**Stated task:** Filter the records below for the word "legend". Copy each line that holds it.

**Records supplied:**
-----
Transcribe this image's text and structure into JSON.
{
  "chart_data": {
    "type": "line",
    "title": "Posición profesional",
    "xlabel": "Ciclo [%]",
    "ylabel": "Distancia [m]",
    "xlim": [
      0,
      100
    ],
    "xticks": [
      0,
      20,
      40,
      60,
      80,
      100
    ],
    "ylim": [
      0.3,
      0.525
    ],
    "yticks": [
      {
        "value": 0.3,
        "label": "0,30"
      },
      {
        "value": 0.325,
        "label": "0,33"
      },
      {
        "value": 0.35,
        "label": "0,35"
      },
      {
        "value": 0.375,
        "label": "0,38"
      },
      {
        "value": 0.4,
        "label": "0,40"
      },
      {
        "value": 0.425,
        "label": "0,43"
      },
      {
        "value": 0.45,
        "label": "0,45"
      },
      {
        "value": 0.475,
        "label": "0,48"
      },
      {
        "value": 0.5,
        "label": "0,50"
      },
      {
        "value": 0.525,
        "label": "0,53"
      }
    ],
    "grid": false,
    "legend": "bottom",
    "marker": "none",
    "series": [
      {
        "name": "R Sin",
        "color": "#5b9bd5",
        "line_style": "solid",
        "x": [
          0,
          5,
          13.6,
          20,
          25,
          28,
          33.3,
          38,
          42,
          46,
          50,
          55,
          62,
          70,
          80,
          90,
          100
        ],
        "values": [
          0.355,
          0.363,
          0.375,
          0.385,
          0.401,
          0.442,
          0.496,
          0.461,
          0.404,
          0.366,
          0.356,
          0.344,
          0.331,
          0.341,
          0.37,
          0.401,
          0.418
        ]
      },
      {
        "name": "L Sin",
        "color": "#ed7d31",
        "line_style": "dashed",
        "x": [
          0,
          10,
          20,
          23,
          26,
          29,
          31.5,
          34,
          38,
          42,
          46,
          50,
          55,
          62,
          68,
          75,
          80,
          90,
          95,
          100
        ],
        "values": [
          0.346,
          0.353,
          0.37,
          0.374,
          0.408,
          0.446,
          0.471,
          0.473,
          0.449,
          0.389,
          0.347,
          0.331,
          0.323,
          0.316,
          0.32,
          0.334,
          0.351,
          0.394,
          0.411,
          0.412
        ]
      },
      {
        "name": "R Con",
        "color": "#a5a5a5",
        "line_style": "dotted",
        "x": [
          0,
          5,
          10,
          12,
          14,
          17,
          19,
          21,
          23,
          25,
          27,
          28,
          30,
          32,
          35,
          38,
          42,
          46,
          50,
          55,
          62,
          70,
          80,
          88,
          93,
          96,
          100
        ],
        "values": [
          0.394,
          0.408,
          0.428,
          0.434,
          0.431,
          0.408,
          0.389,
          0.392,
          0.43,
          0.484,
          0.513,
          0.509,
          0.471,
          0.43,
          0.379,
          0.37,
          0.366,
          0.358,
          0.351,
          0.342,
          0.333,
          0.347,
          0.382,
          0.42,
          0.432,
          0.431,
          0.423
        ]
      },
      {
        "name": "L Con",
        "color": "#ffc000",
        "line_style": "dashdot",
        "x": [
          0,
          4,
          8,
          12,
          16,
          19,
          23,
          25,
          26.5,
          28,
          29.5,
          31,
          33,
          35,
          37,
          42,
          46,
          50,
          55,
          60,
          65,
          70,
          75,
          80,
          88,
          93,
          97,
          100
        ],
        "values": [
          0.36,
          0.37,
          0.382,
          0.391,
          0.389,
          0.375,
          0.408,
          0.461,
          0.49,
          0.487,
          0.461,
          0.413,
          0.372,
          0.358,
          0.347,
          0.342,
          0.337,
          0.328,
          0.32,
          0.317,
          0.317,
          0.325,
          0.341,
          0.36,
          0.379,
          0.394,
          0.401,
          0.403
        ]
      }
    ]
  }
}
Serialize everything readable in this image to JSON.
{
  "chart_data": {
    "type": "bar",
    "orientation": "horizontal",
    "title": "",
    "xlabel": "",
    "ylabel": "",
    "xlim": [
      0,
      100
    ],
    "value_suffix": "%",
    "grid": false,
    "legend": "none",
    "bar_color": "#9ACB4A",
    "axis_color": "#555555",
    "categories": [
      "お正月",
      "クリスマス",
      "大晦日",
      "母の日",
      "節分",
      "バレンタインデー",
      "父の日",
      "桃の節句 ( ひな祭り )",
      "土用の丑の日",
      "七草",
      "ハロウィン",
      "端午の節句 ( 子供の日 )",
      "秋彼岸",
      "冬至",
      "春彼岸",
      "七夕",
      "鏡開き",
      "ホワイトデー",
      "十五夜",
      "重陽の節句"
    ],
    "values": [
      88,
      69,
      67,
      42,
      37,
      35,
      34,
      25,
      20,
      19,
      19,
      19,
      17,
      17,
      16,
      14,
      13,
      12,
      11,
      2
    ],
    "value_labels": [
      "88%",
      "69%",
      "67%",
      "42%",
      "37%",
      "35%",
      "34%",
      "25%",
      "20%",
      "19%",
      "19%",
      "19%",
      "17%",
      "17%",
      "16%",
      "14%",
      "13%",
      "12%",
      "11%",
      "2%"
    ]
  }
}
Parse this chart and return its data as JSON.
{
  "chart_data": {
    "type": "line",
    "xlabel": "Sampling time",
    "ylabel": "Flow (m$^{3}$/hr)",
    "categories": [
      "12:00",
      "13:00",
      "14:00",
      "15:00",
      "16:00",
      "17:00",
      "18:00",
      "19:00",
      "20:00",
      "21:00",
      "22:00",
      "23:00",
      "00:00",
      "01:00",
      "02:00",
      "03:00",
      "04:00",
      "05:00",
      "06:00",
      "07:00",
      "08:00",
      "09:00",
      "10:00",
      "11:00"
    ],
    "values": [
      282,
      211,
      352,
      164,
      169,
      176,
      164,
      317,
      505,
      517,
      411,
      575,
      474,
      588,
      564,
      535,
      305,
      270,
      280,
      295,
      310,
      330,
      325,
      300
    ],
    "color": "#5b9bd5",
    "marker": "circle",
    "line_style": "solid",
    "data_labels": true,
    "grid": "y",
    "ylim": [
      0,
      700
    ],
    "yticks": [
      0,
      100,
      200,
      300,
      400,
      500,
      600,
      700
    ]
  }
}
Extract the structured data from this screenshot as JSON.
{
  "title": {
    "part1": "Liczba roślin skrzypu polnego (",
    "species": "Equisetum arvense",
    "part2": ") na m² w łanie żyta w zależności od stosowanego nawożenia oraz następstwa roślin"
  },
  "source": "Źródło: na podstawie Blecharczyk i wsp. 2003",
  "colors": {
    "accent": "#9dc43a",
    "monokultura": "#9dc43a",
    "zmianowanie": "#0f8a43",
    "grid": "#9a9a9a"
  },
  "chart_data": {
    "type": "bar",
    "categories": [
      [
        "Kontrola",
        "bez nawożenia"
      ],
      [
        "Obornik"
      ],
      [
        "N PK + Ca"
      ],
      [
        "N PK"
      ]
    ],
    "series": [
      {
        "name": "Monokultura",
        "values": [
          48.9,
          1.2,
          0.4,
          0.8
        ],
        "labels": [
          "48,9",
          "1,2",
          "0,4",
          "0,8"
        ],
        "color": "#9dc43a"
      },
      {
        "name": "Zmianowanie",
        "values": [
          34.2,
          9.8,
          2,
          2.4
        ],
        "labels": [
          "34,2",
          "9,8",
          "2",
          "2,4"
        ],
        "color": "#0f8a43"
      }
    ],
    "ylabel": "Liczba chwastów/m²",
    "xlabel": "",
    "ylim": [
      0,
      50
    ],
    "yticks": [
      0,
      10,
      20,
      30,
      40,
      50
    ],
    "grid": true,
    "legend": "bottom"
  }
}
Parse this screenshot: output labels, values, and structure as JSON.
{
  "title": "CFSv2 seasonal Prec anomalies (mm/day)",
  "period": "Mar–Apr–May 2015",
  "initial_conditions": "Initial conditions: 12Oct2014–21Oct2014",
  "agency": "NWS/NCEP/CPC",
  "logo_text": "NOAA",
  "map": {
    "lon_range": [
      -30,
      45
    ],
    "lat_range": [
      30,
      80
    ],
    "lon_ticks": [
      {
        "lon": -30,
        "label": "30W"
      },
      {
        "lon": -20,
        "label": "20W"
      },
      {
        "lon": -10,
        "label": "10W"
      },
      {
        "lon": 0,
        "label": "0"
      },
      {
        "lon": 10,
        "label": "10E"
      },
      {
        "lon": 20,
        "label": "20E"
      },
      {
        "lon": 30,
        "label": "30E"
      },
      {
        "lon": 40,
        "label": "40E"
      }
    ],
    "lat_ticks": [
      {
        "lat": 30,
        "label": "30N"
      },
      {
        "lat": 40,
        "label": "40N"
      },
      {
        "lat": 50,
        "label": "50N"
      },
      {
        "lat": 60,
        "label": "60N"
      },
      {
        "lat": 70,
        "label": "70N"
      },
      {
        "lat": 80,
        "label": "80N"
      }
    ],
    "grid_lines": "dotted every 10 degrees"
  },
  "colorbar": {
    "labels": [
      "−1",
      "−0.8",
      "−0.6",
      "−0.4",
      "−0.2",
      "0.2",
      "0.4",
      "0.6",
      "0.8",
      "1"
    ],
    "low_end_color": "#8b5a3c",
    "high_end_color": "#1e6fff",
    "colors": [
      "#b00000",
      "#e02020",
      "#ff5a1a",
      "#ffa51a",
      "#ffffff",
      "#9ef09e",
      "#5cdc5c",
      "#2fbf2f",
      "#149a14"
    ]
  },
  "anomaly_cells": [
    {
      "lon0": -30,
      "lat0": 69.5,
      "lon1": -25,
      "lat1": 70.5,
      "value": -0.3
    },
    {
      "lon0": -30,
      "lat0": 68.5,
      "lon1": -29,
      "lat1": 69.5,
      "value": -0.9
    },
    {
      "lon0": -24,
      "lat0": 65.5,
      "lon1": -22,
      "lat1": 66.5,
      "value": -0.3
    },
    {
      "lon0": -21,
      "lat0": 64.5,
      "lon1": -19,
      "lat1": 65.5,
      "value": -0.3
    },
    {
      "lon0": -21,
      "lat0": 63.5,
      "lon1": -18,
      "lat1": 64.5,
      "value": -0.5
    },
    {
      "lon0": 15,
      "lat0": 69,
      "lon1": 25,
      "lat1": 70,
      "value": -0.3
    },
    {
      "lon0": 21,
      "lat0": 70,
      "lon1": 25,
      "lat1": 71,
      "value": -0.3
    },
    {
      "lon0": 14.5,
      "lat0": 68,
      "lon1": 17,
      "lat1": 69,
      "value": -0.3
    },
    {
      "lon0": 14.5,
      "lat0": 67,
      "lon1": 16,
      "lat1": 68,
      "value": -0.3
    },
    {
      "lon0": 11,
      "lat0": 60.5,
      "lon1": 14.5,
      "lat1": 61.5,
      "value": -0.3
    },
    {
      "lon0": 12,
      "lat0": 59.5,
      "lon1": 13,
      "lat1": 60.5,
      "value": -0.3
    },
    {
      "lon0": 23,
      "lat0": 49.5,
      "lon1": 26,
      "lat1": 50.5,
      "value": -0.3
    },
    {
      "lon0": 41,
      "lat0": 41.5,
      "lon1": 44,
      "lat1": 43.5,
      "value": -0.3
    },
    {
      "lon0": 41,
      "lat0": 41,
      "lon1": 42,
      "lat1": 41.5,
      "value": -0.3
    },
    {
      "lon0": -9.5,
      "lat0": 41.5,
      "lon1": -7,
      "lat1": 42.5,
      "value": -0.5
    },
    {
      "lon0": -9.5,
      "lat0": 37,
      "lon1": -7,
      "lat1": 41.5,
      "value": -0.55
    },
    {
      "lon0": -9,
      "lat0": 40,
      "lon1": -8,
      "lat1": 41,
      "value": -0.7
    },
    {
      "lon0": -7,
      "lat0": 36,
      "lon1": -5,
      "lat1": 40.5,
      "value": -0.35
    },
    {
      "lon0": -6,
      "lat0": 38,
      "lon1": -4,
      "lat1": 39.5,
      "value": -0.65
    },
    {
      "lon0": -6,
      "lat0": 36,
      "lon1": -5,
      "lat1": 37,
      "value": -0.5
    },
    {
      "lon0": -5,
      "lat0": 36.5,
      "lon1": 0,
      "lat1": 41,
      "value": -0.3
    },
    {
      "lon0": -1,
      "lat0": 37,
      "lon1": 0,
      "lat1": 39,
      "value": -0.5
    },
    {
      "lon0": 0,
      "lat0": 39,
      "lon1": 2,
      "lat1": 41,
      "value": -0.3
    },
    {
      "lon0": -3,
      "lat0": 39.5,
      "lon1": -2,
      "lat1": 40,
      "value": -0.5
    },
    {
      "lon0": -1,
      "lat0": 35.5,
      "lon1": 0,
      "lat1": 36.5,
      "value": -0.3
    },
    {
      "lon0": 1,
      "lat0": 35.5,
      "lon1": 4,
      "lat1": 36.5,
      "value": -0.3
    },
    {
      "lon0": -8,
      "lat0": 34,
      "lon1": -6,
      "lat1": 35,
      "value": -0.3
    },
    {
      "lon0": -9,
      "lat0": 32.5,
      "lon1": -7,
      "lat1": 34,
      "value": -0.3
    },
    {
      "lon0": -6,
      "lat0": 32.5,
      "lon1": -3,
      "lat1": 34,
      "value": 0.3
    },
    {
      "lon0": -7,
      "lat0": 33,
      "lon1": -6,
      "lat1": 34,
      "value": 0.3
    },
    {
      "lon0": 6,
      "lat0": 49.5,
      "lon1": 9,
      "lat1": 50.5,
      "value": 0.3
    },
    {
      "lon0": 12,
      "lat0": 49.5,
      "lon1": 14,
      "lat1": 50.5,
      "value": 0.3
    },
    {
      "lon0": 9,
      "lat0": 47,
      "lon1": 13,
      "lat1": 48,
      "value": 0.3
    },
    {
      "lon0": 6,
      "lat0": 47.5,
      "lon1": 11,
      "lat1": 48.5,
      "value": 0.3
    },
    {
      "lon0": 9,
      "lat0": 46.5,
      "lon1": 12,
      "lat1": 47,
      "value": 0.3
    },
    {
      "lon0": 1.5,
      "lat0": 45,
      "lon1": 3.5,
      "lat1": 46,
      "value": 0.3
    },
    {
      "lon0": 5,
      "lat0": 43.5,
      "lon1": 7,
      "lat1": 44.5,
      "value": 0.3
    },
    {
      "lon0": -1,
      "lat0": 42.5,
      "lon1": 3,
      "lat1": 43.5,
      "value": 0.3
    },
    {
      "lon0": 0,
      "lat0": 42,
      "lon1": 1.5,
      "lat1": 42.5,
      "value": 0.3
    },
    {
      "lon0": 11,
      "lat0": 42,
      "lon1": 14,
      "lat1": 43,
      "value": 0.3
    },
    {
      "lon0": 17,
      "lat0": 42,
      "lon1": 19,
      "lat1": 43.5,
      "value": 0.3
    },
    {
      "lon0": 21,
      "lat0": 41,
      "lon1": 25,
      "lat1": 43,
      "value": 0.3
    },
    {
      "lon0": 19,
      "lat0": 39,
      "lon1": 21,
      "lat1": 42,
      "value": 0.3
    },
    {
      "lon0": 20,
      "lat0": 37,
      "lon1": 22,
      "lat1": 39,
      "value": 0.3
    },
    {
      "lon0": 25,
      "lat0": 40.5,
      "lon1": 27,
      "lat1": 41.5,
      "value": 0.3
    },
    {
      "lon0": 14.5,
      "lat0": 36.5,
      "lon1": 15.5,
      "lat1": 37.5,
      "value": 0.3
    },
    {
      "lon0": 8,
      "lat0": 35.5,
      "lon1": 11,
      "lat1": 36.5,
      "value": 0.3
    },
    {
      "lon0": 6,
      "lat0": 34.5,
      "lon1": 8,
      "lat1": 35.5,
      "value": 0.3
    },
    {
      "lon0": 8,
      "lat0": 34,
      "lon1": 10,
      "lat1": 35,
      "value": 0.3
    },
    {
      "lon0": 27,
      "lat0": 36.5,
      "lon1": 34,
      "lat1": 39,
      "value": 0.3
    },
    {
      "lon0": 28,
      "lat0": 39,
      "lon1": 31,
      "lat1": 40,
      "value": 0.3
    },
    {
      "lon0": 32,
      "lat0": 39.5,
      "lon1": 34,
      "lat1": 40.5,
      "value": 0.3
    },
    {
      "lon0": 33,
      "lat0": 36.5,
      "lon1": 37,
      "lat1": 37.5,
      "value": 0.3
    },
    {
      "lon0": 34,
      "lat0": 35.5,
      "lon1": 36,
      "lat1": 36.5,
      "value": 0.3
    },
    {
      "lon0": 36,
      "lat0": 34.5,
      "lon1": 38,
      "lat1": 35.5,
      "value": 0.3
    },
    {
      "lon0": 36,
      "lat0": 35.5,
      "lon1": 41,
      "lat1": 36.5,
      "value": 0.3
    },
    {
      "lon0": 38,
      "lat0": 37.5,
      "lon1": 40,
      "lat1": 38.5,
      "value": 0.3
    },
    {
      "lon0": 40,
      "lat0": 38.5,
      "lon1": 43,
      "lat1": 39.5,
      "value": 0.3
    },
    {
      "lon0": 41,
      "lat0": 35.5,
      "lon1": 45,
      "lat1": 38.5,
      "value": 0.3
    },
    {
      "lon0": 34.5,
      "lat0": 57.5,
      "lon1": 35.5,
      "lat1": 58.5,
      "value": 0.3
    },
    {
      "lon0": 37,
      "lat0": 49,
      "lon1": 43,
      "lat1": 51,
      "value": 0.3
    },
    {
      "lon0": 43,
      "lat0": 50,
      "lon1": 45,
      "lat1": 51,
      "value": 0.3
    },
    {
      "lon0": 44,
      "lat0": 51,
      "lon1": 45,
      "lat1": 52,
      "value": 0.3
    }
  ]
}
-----
**Answer:**
    "legend": "bottom",
    "legend": "none",
    "legend": "bottom"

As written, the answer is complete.